## Given instruction:
Look through the listing below and give the number of lines that hold "Bothridienlänge". Say nothing more.

* start Data rows *

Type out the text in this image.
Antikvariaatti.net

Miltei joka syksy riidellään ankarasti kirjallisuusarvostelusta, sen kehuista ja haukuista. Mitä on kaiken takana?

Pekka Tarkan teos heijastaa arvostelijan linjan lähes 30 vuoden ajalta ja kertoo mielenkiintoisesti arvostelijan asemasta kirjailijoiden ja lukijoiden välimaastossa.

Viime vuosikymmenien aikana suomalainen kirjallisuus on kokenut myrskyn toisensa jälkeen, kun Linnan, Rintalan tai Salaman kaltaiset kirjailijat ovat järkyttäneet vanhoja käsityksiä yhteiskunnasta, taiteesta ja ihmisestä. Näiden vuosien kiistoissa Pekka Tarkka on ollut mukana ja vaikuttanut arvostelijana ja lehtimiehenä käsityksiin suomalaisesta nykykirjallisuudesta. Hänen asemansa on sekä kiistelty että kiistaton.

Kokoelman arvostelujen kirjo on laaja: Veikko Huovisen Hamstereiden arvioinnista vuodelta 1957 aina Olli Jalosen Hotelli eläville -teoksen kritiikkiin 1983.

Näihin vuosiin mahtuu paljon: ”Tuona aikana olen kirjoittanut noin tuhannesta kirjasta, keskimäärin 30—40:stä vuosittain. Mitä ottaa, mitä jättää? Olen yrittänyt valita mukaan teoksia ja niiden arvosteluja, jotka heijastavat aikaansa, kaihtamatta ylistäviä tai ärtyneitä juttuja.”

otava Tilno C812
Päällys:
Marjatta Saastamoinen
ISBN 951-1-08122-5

* end Data rows *
* start Data rows *

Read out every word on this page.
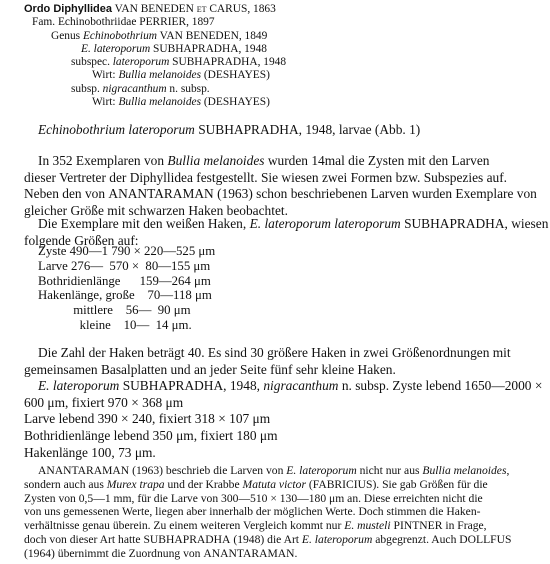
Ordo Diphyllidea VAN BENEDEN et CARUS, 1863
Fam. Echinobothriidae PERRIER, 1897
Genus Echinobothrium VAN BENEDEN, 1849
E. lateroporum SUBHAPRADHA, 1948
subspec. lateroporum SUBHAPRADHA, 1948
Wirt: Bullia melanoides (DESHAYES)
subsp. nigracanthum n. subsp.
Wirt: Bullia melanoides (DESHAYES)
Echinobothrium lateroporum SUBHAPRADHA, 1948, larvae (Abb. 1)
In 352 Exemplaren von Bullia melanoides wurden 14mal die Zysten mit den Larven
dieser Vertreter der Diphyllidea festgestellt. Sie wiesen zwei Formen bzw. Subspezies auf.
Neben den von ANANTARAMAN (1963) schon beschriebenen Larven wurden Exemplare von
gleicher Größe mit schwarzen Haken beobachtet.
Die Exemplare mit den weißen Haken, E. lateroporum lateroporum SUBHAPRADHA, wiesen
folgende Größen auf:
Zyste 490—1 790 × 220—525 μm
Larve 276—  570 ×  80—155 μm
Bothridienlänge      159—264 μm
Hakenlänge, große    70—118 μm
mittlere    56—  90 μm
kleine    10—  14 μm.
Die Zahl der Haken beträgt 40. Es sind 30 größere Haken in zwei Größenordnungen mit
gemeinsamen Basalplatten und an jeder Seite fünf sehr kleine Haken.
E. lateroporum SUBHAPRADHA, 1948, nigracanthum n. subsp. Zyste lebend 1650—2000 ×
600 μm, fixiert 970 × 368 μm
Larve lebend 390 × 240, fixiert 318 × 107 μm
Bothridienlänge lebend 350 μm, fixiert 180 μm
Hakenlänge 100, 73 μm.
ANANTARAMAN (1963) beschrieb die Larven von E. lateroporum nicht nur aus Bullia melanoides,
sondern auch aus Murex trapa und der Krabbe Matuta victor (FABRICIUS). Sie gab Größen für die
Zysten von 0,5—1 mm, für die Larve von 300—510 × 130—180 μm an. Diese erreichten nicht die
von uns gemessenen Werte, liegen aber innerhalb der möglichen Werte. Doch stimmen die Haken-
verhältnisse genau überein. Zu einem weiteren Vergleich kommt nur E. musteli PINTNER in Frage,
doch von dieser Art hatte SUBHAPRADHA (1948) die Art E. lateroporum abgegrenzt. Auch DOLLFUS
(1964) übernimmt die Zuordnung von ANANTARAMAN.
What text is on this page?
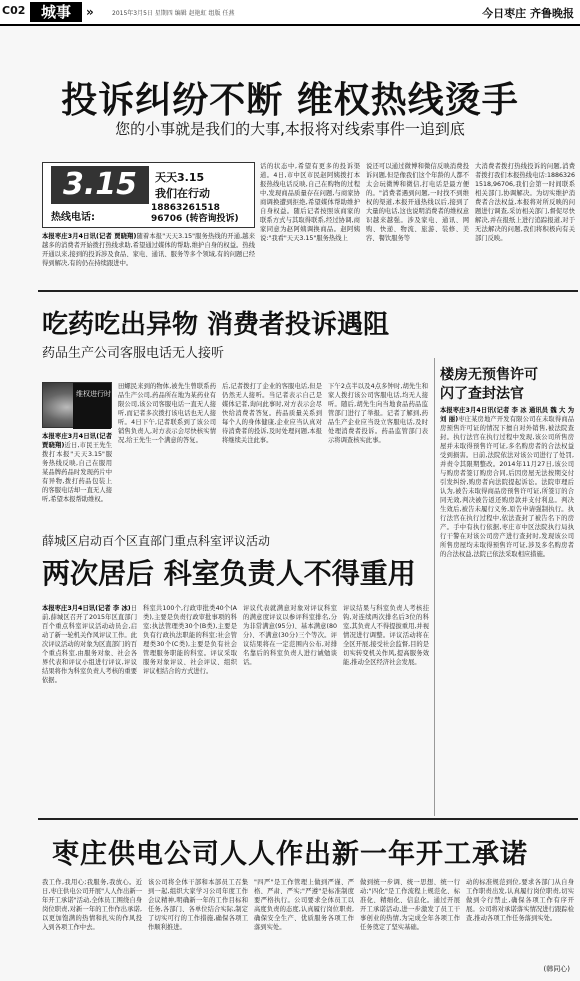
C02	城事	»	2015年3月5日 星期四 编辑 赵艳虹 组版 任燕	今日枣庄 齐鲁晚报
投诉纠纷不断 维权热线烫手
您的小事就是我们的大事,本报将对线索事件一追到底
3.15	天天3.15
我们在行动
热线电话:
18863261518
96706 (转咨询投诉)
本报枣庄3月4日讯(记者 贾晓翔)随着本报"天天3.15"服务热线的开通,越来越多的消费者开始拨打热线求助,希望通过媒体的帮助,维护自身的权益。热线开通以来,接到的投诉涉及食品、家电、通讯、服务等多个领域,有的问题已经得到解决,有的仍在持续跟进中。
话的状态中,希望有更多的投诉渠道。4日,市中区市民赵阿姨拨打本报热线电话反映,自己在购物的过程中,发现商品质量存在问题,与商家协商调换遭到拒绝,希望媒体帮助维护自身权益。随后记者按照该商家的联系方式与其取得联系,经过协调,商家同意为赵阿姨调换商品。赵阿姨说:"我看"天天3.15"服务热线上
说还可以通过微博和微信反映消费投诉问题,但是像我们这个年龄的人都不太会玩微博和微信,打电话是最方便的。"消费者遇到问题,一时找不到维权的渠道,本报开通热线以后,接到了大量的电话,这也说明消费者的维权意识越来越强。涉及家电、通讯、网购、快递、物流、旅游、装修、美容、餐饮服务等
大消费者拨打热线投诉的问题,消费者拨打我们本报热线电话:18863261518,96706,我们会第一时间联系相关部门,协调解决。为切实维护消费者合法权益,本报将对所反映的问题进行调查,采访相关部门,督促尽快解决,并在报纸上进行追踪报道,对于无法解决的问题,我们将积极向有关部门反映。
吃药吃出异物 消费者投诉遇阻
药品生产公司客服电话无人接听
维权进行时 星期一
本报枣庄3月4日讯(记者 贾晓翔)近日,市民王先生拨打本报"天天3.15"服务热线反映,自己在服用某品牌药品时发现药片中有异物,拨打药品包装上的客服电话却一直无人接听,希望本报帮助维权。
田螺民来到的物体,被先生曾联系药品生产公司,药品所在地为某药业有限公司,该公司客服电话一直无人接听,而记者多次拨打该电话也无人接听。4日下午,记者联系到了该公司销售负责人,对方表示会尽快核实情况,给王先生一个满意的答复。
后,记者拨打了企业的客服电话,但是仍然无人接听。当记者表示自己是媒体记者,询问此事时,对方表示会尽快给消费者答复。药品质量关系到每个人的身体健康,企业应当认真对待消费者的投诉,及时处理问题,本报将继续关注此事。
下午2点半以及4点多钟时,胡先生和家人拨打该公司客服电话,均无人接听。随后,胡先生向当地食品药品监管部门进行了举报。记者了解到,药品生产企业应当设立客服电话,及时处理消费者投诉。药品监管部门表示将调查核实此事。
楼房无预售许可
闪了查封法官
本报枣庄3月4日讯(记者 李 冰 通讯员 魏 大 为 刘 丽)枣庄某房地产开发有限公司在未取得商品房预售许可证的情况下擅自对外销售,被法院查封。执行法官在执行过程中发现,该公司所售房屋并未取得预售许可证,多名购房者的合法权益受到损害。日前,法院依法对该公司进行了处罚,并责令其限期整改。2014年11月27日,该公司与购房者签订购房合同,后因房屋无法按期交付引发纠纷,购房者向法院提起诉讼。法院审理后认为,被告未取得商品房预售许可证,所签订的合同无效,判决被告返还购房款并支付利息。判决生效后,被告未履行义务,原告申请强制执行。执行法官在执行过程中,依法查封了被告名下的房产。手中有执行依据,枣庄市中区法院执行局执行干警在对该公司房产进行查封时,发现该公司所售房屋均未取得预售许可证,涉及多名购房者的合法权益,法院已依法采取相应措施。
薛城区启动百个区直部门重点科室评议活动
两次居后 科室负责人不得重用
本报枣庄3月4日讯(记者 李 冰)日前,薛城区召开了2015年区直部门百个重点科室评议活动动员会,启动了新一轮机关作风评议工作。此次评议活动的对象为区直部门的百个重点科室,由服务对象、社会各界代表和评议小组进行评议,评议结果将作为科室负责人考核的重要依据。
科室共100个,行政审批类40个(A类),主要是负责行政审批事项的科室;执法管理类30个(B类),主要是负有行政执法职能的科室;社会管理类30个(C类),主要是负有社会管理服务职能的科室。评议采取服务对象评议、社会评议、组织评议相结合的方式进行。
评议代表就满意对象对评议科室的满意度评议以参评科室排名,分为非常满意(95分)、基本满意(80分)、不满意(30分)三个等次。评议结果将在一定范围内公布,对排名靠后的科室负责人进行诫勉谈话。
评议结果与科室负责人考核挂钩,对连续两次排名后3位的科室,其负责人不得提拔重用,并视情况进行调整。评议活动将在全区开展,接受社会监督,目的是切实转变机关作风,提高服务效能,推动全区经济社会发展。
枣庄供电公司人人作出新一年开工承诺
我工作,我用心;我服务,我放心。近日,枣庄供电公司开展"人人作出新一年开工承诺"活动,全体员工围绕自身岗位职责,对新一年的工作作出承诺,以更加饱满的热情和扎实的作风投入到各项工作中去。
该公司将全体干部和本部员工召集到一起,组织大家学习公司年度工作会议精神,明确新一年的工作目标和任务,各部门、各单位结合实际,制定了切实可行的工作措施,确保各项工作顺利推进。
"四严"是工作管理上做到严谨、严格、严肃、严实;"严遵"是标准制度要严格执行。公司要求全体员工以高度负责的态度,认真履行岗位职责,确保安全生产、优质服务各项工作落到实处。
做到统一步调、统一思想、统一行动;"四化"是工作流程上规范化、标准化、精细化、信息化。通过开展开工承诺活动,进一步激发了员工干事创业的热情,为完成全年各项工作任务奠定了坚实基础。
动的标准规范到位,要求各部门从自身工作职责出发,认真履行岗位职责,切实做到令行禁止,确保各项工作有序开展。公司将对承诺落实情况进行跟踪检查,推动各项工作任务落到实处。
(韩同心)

* end Data rows *

## Answer for the task:
2